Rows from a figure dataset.
* * * * * * * * *

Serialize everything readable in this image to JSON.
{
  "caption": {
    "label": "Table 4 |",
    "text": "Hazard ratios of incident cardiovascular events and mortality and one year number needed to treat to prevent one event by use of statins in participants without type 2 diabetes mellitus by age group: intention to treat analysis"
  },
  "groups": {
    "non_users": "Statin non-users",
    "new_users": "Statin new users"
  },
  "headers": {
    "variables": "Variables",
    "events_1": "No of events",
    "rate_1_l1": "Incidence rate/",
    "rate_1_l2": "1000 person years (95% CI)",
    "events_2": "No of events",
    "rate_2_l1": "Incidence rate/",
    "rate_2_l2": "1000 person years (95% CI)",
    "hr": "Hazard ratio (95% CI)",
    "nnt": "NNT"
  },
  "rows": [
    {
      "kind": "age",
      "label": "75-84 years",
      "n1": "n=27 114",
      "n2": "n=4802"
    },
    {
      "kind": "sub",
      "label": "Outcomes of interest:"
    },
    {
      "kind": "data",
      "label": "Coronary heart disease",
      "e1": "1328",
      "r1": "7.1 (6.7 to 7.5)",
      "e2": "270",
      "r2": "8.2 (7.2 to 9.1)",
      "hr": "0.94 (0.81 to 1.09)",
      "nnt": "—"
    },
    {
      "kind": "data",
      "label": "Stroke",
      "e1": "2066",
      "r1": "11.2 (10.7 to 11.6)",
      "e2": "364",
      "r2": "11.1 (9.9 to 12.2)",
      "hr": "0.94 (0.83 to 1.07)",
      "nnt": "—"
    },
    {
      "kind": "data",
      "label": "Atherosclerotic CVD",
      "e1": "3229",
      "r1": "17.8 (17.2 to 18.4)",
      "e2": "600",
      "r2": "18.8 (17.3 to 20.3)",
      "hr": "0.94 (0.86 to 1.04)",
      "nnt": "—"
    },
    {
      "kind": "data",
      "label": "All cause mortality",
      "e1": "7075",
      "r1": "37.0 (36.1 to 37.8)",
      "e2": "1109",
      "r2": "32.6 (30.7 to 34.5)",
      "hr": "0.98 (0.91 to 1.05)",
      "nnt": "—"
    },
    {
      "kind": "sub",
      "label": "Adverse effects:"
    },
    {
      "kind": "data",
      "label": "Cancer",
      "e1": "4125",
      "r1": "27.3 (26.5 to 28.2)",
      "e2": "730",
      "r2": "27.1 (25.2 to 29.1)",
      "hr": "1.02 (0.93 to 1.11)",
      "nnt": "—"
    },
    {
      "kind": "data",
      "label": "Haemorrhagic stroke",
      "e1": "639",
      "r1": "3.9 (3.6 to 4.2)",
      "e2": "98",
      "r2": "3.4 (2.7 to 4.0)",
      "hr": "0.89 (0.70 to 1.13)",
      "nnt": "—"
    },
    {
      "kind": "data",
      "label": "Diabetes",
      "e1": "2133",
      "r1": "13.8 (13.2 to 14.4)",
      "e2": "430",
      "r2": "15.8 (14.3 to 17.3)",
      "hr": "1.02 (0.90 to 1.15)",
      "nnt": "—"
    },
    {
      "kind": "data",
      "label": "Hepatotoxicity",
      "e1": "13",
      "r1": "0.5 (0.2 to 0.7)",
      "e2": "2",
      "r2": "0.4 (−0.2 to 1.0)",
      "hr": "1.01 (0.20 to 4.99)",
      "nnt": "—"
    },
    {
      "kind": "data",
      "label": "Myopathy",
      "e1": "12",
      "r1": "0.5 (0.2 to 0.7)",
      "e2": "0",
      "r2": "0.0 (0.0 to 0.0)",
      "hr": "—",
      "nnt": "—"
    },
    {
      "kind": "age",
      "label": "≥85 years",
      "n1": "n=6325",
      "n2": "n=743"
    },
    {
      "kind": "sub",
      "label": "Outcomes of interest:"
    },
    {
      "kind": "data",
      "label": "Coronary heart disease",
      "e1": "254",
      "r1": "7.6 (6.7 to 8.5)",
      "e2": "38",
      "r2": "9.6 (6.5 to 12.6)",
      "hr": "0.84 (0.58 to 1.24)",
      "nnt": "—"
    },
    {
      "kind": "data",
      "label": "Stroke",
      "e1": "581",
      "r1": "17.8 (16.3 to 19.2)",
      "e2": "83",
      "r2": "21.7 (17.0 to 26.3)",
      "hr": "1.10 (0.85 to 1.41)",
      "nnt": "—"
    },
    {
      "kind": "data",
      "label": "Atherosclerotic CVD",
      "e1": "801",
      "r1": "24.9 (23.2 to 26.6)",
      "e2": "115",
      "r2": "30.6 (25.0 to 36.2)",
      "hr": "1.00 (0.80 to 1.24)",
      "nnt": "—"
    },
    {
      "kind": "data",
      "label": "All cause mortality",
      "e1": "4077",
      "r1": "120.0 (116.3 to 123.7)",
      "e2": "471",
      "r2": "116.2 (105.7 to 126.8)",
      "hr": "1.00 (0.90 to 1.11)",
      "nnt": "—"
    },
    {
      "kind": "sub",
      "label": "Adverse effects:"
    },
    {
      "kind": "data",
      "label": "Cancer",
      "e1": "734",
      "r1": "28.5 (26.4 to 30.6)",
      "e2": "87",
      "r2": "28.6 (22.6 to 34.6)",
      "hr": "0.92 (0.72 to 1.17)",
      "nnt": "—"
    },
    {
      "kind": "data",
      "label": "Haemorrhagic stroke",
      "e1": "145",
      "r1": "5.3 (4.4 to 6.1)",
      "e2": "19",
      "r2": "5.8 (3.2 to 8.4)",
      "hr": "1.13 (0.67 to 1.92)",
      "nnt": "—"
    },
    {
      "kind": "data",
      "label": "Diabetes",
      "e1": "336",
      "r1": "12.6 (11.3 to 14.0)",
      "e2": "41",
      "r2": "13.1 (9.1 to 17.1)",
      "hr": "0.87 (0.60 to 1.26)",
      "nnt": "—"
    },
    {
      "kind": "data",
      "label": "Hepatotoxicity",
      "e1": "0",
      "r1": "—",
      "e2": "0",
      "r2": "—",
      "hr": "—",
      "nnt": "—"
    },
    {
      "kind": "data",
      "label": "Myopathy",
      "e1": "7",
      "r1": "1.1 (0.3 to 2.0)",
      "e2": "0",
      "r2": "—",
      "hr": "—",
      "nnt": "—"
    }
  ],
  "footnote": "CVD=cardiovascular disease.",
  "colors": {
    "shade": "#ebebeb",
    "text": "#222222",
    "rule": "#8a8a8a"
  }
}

* * * * * * * * *

WHAT YOU NEED TO DO. Locate the string "cardiovascular" in the listing above and copy every line where it occurs.

CORRECT RESPONSE.
    "text": "Hazard ratios of incident cardiovascular events and mortality and one year number needed to treat to prevent one event by use of statins in participants without type 2 diabetes mellitus by age group: intention to treat analysis"
  "footnote": "CVD=cardiovascular disease.",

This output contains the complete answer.